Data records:
================================
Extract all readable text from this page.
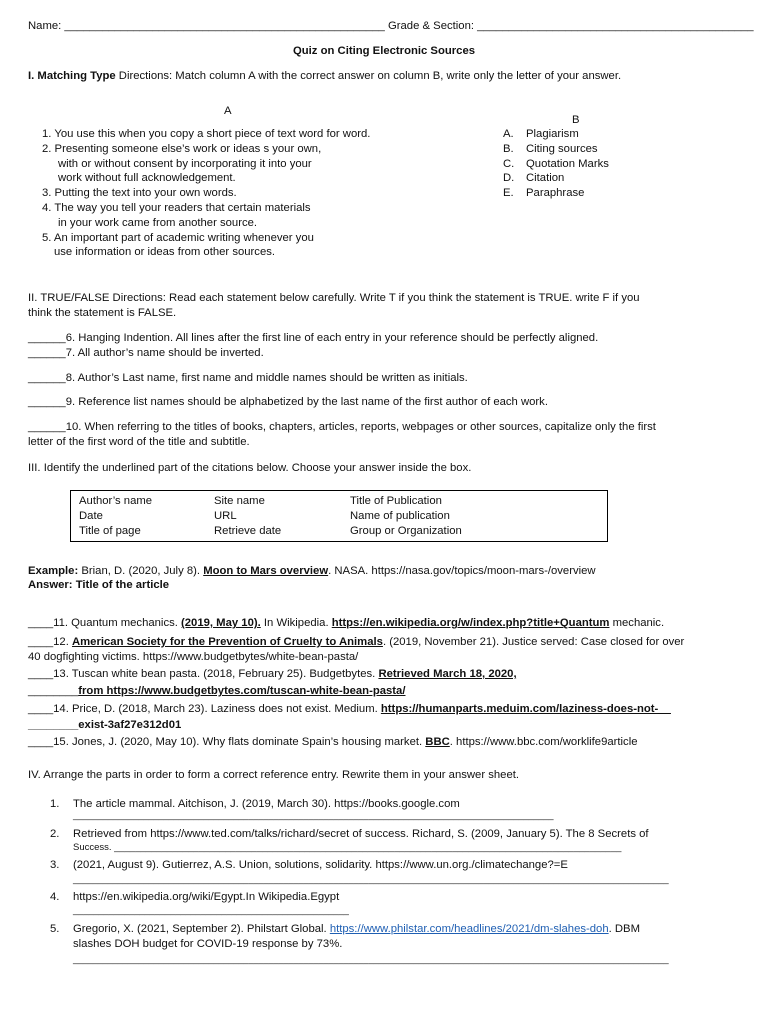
Name: ___________________________________________________ Grade & Section: ____________________________________________
Quiz on Citing Electronic Sources
I. Matching Type Directions: Match column A with the correct answer on column B, write only the letter of your answer.
A
B
1. You use this when you copy a short piece of text word for word.
2. Presenting someone else’s work or ideas s your own,
with or without consent by incorporating it into your
work without full acknowledgement.
3. Putting the text into your own words.
4. The way you tell your readers that certain materials
in your work came from another source.
5. An important part of academic writing whenever you
use information or ideas from other sources.
A. Plagiarism
B. Citing sources
C. Quotation Marks
D. Citation
E. Paraphrase
II. TRUE/FALSE Directions: Read each statement below carefully. Write T if you think the statement is TRUE. write F if you
think the statement is FALSE.
______6. Hanging Indention. All lines after the first line of each entry in your reference should be perfectly aligned.
______7. All author’s name should be inverted.
______8. Author’s Last name, first name and middle names should be written as initials.
______9. Reference list names should be alphabetized by the last name of the first author of each work.
______10. When referring to the titles of books, chapters, articles, reports, webpages or other sources, capitalize only the first
letter of the first word of the title and subtitle.
III. Identify the underlined part of the citations below. Choose your answer inside the box.
Author’s name
Date
Title of page
Site name
URL
Retrieve date
Title of Publication
Name of publication
Group or Organization
Example: Brian, D. (2020, July 8). Moon to Mars overview. NASA. https://nasa.gov/topics/moon-mars-/overview
Answer: Title of the article
____11. Quantum mechanics. (2019, May 10). In Wikipedia. https://en.wikipedia.org/w/index.php?title+Quantum mechanic.
____12. American Society for the Prevention of Cruelty to Animals. (2019, November 21). Justice served: Case closed for over
40 dogfighting victims. https://www.budgetbytes/white-bean-pasta/
____13. Tuscan white bean pasta. (2018, February 25). Budgetbytes. Retrieved March 18, 2020,
________from https://www.budgetbytes.com/tuscan-white-bean-pasta/
____14. Price, D. (2018, March 23). Laziness does not exist. Medium. https://humanparts.meduim.com/laziness-does-not-__
________exist-3af27e312d01
____15. Jones, J. (2020, May 10). Why flats dominate Spain’s housing market. BBC. https://www.bbc.com/worklife9article
IV. Arrange the parts in order to form a correct reference entry. Rewrite them in your answer sheet.
1. The article mammal. Aitchison, J. (2019, March 30). https://books.google.com
________________________________________________________________________________________________
2. Retrieved from https://www.ted.com/talks/richard/secret of success. Richard, S. (2009, January 5). The 8 Secrets of
Success. ________________________________________________________________________________________________
3. (2021, August 9). Gutierrez, A.S. Union, solutions, solidarity. https://www.un.org./climatechange?=E
_______________________________________________________________________________________________________________________
4. https://en.wikipedia.org/wiki/Egypt.In Wikipedia.Egypt
______________________________________________________
5. Gregorio, X. (2021, September 2). Philstart Global. https://www.philstar.com/headlines/2021/dm-slahes-doh. DBM
slashes DOH budget for COVID-19 response by 73%.
_______________________________________________________________________________________________________________________
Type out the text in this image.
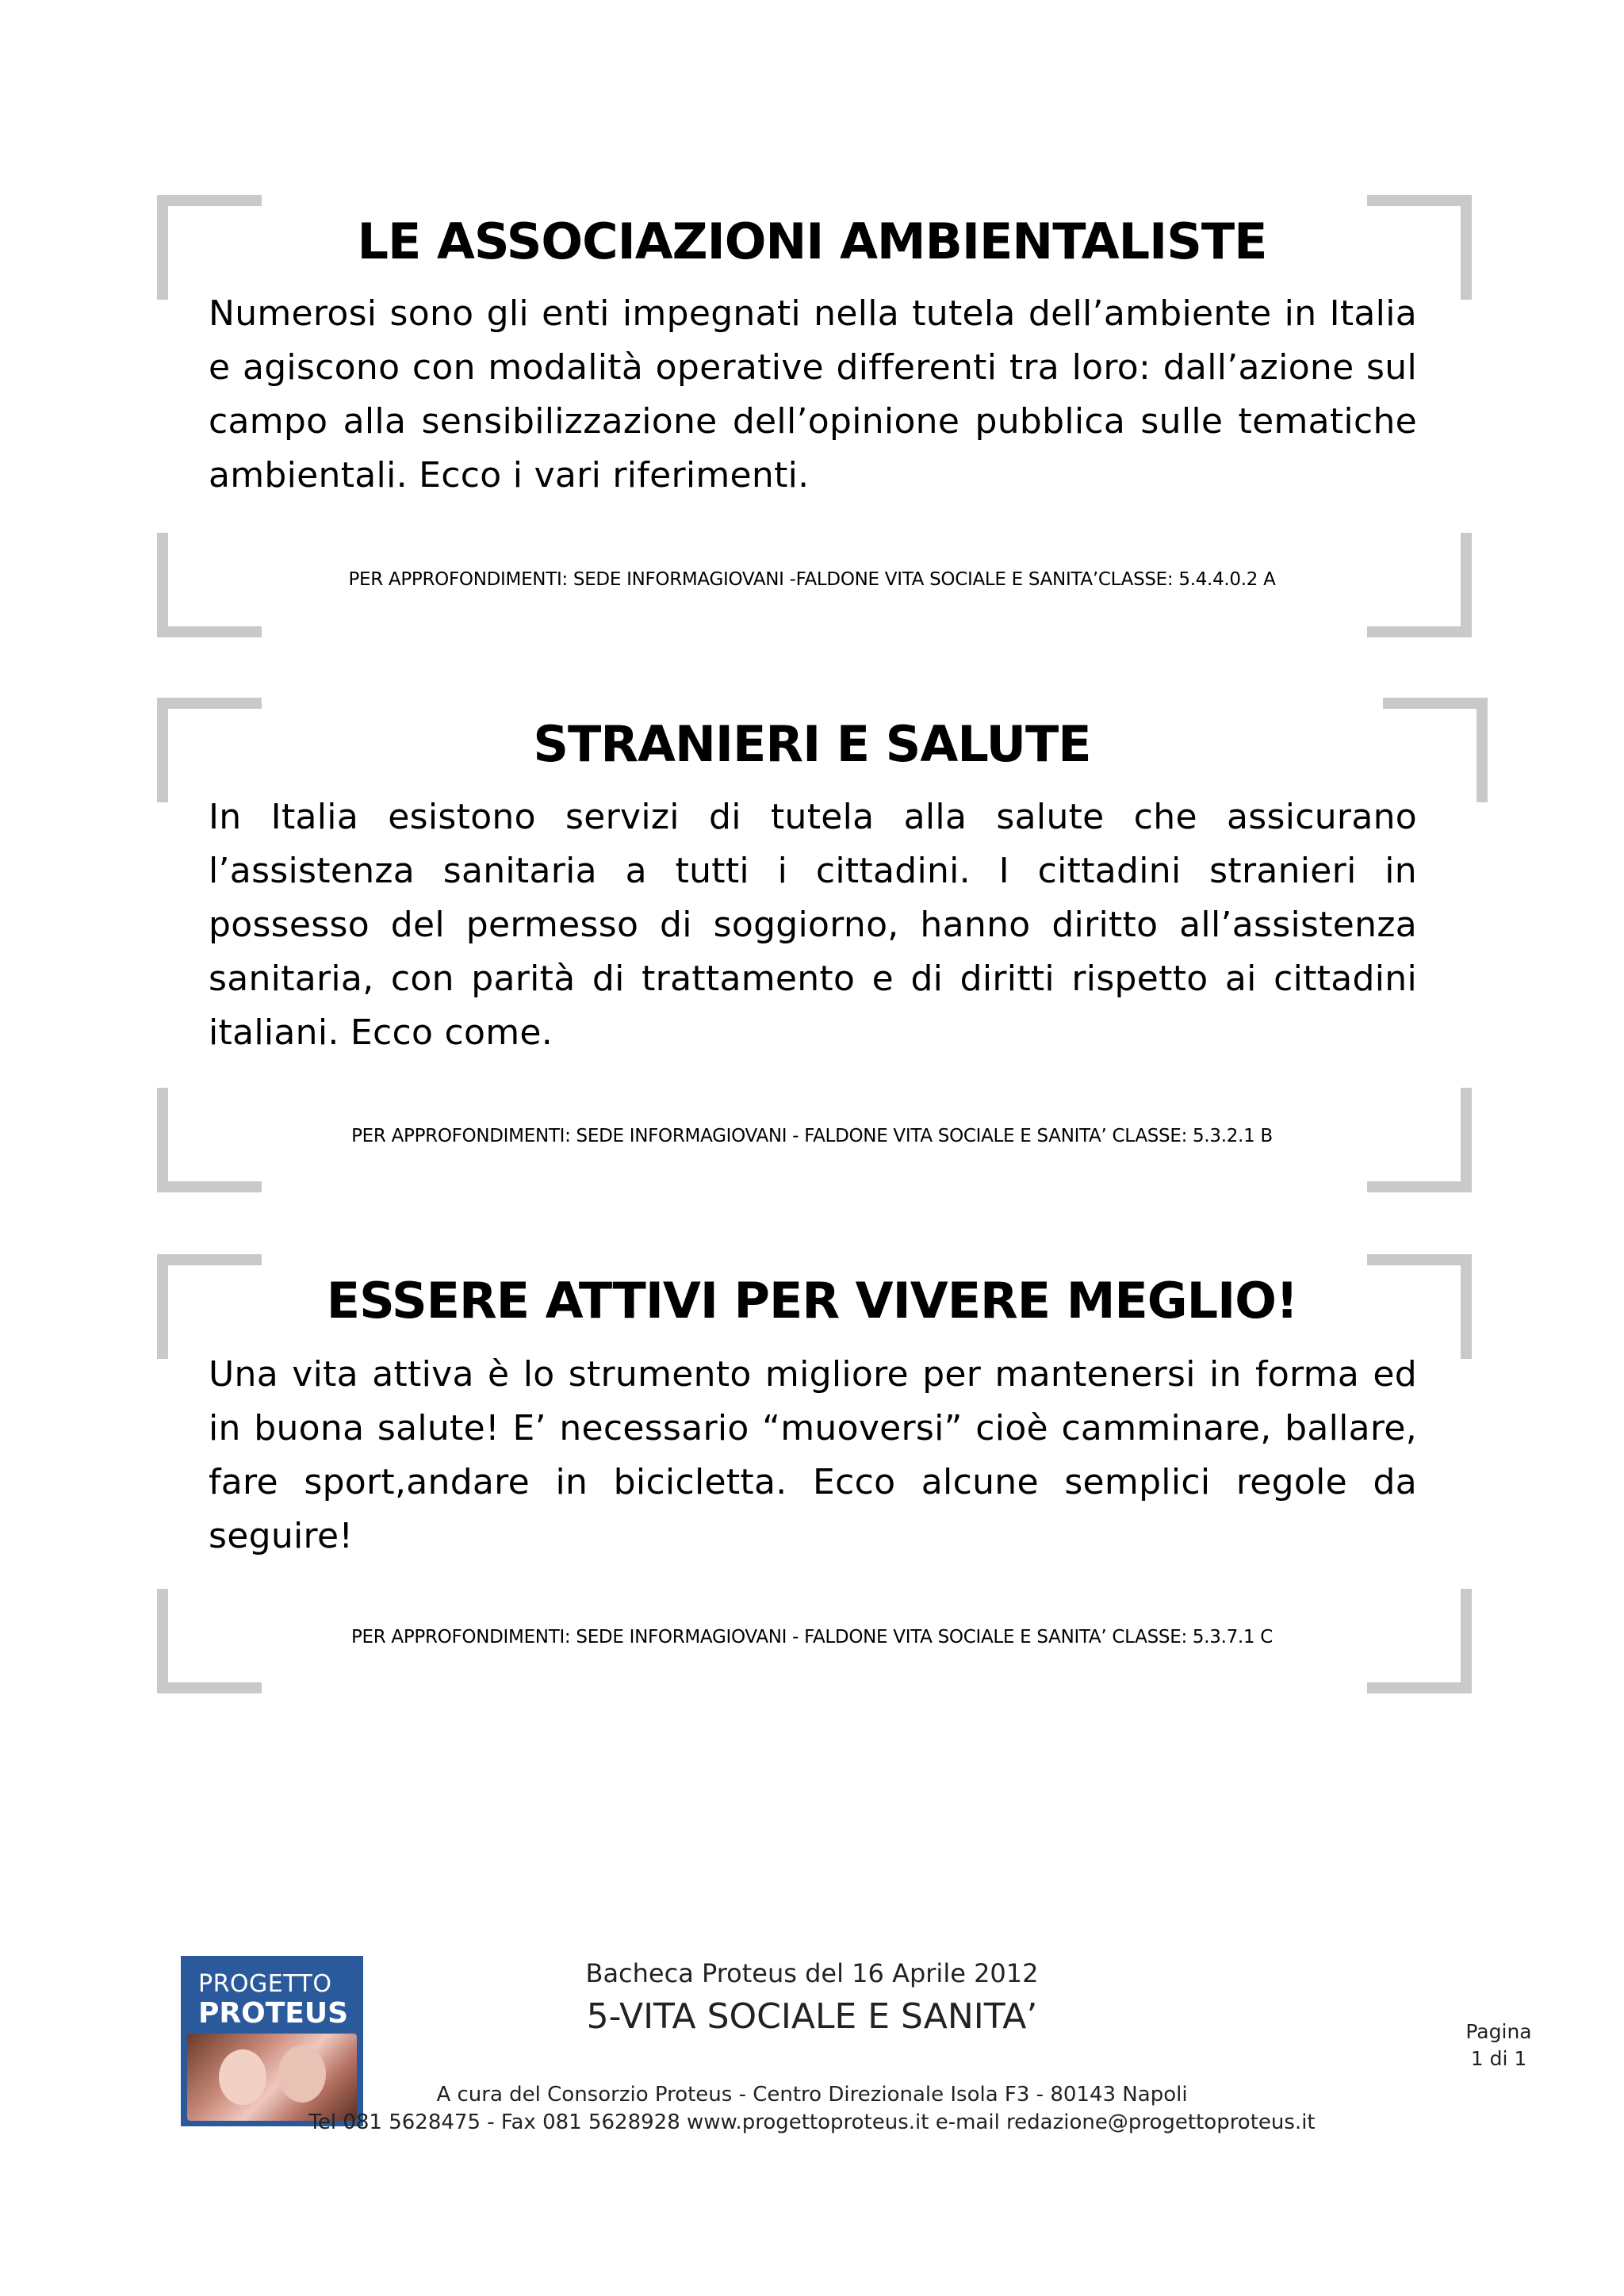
LE ASSOCIAZIONI AMBIENTALISTE

Numerosi sono gli enti impegnati nella tutela dell’ambiente in Italia e agiscono con modalità operative differenti tra loro: dall’azione sul campo alla sensibilizzazione dell’opinione pubblica sulle tematiche ambientali. Ecco i vari riferimenti.

PER APPROFONDIMENTI: SEDE INFORMAGIOVANI -FALDONE VITA SOCIALE E SANITA’CLASSE: 5.4.4.0.2 A

STRANIERI E SALUTE

In Italia esistono servizi di tutela alla salute che assicurano l’assistenza sanitaria a tutti i cittadini. I cittadini stranieri in possesso del permesso di soggiorno, hanno diritto all’assistenza sanitaria, con parità di trattamento e di diritti rispetto ai cittadini italiani. Ecco come.

PER APPROFONDIMENTI: SEDE INFORMAGIOVANI - FALDONE VITA SOCIALE E SANITA’ CLASSE: 5.3.2.1 B

ESSERE ATTIVI PER VIVERE MEGLIO!

Una vita attiva è lo strumento migliore per mantenersi in forma ed in buona salute! E’ necessario “muoversi” cioè camminare, ballare, fare sport,andare in bicicletta. Ecco alcune semplici regole da seguire!

PER APPROFONDIMENTI: SEDE INFORMAGIOVANI - FALDONE VITA SOCIALE E SANITA’ CLASSE: 5.3.7.1 C

PROGETTO
PROTEUS

Bacheca Proteus del 16 Aprile 2012

5-VITA SOCIALE E SANITA’

A cura del Consorzio Proteus - Centro Direzionale Isola F3 - 80143 Napoli

Tel 081 5628475 - Fax 081 5628928 www.progettoproteus.it e-mail redazione@progettoproteus.it

Pagina
1 di 1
================================
▶ [GOAL]: No pictures belong in the copy; quote exactly the lines from the line containing "Type out the text in this image." through the final line of the material, both ends included.

▶ [RESPONSE TO THE TASK]:
Type out the text in this image.
LE ASSOCIAZIONI AMBIENTALISTE

Numerosi sono gli enti impegnati nella tutela dell’ambiente in Italia e agiscono con modalità operative differenti tra loro: dall’azione sul campo alla sensibilizzazione dell’opinione pubblica sulle tematiche ambientali. Ecco i vari riferimenti.

PER APPROFONDIMENTI: SEDE INFORMAGIOVANI -FALDONE VITA SOCIALE E SANITA’CLASSE: 5.4.4.0.2 A

STRANIERI E SALUTE

In Italia esistono servizi di tutela alla salute che assicurano l’assistenza sanitaria a tutti i cittadini. I cittadini stranieri in possesso del permesso di soggiorno, hanno diritto all’assistenza sanitaria, con parità di trattamento e di diritti rispetto ai cittadini italiani. Ecco come.

PER APPROFONDIMENTI: SEDE INFORMAGIOVANI - FALDONE VITA SOCIALE E SANITA’ CLASSE: 5.3.2.1 B

ESSERE ATTIVI PER VIVERE MEGLIO!

Una vita attiva è lo strumento migliore per mantenersi in forma ed in buona salute! E’ necessario “muoversi” cioè camminare, ballare, fare sport,andare in bicicletta. Ecco alcune semplici regole da seguire!

PER APPROFONDIMENTI: SEDE INFORMAGIOVANI - FALDONE VITA SOCIALE E SANITA’ CLASSE: 5.3.7.1 C

PROGETTO
PROTEUS

Bacheca Proteus del 16 Aprile 2012

5-VITA SOCIALE E SANITA’

A cura del Consorzio Proteus - Centro Direzionale Isola F3 - 80143 Napoli

Tel 081 5628475 - Fax 081 5628928 www.progettoproteus.it e-mail redazione@progettoproteus.it

Pagina
1 di 1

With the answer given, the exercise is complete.